━━━ Supplied records
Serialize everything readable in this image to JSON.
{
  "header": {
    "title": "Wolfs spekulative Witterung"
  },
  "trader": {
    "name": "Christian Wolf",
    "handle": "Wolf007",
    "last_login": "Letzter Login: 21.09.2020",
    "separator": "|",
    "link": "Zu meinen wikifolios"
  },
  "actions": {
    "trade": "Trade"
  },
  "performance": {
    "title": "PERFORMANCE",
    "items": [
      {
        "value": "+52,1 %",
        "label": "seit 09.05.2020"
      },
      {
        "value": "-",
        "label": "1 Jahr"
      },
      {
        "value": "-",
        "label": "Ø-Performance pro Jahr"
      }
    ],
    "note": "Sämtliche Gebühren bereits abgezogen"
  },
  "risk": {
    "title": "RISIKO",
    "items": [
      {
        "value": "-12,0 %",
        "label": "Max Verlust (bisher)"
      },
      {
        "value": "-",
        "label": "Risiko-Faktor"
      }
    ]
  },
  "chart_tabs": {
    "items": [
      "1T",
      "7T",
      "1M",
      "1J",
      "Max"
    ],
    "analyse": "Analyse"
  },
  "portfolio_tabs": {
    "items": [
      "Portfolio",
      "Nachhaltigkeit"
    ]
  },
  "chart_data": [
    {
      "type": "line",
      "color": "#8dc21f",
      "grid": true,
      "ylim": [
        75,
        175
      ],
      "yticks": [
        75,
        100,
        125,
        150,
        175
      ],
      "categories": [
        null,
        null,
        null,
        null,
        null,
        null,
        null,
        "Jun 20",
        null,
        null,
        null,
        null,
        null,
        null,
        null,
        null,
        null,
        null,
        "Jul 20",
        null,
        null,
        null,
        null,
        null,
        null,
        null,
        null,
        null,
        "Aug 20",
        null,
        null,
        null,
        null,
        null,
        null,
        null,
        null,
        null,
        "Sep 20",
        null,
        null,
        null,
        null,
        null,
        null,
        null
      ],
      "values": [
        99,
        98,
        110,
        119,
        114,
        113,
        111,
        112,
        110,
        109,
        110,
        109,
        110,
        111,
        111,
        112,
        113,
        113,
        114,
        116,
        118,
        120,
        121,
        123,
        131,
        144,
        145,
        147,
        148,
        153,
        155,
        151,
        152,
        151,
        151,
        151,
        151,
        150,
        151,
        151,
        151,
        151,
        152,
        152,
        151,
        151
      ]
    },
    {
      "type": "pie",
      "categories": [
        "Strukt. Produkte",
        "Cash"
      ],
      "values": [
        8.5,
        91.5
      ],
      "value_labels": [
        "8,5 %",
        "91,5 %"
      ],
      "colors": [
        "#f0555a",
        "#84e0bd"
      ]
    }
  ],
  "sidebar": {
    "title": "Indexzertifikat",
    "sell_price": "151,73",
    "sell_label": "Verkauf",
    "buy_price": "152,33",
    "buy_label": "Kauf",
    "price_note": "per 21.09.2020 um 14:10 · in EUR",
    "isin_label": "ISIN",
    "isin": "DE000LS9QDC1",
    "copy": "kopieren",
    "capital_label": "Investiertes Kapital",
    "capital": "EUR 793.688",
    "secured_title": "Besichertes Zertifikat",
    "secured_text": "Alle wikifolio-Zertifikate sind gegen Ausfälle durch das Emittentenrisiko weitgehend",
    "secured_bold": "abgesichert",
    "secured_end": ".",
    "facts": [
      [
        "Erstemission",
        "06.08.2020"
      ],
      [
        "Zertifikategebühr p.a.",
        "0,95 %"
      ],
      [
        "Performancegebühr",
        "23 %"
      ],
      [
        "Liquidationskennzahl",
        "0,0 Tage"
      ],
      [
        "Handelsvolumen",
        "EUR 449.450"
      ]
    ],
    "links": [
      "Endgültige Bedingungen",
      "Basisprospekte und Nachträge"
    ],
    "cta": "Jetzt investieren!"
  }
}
━━━━━━
Without leaving anything out, quote all the data.

Serialize everything readable in this image to JSON.
{
  "header": {
    "title": "Wolfs spekulative Witterung"
  },
  "trader": {
    "name": "Christian Wolf",
    "handle": "Wolf007",
    "last_login": "Letzter Login: 21.09.2020",
    "separator": "|",
    "link": "Zu meinen wikifolios"
  },
  "actions": {
    "trade": "Trade"
  },
  "performance": {
    "title": "PERFORMANCE",
    "items": [
      {
        "value": "+52,1 %",
        "label": "seit 09.05.2020"
      },
      {
        "value": "-",
        "label": "1 Jahr"
      },
      {
        "value": "-",
        "label": "Ø-Performance pro Jahr"
      }
    ],
    "note": "Sämtliche Gebühren bereits abgezogen"
  },
  "risk": {
    "title": "RISIKO",
    "items": [
      {
        "value": "-12,0 %",
        "label": "Max Verlust (bisher)"
      },
      {
        "value": "-",
        "label": "Risiko-Faktor"
      }
    ]
  },
  "chart_tabs": {
    "items": [
      "1T",
      "7T",
      "1M",
      "1J",
      "Max"
    ],
    "analyse": "Analyse"
  },
  "portfolio_tabs": {
    "items": [
      "Portfolio",
      "Nachhaltigkeit"
    ]
  },
  "chart_data": [
    {
      "type": "line",
      "color": "#8dc21f",
      "grid": true,
      "ylim": [
        75,
        175
      ],
      "yticks": [
        75,
        100,
        125,
        150,
        175
      ],
      "categories": [
        null,
        null,
        null,
        null,
        null,
        null,
        null,
        "Jun 20",
        null,
        null,
        null,
        null,
        null,
        null,
        null,
        null,
        null,
        null,
        "Jul 20",
        null,
        null,
        null,
        null,
        null,
        null,
        null,
        null,
        null,
        "Aug 20",
        null,
        null,
        null,
        null,
        null,
        null,
        null,
        null,
        null,
        "Sep 20",
        null,
        null,
        null,
        null,
        null,
        null,
        null
      ],
      "values": [
        99,
        98,
        110,
        119,
        114,
        113,
        111,
        112,
        110,
        109,
        110,
        109,
        110,
        111,
        111,
        112,
        113,
        113,
        114,
        116,
        118,
        120,
        121,
        123,
        131,
        144,
        145,
        147,
        148,
        153,
        155,
        151,
        152,
        151,
        151,
        151,
        151,
        150,
        151,
        151,
        151,
        151,
        152,
        152,
        151,
        151
      ]
    },
    {
      "type": "pie",
      "categories": [
        "Strukt. Produkte",
        "Cash"
      ],
      "values": [
        8.5,
        91.5
      ],
      "value_labels": [
        "8,5 %",
        "91,5 %"
      ],
      "colors": [
        "#f0555a",
        "#84e0bd"
      ]
    }
  ],
  "sidebar": {
    "title": "Indexzertifikat",
    "sell_price": "151,73",
    "sell_label": "Verkauf",
    "buy_price": "152,33",
    "buy_label": "Kauf",
    "price_note": "per 21.09.2020 um 14:10 · in EUR",
    "isin_label": "ISIN",
    "isin": "DE000LS9QDC1",
    "copy": "kopieren",
    "capital_label": "Investiertes Kapital",
    "capital": "EUR 793.688",
    "secured_title": "Besichertes Zertifikat",
    "secured_text": "Alle wikifolio-Zertifikate sind gegen Ausfälle durch das Emittentenrisiko weitgehend",
    "secured_bold": "abgesichert",
    "secured_end": ".",
    "facts": [
      [
        "Erstemission",
        "06.08.2020"
      ],
      [
        "Zertifikategebühr p.a.",
        "0,95 %"
      ],
      [
        "Performancegebühr",
        "23 %"
      ],
      [
        "Liquidationskennzahl",
        "0,0 Tage"
      ],
      [
        "Handelsvolumen",
        "EUR 449.450"
      ]
    ],
    "links": [
      "Endgültige Bedingungen",
      "Basisprospekte und Nachträge"
    ],
    "cta": "Jetzt investieren!"
  }
}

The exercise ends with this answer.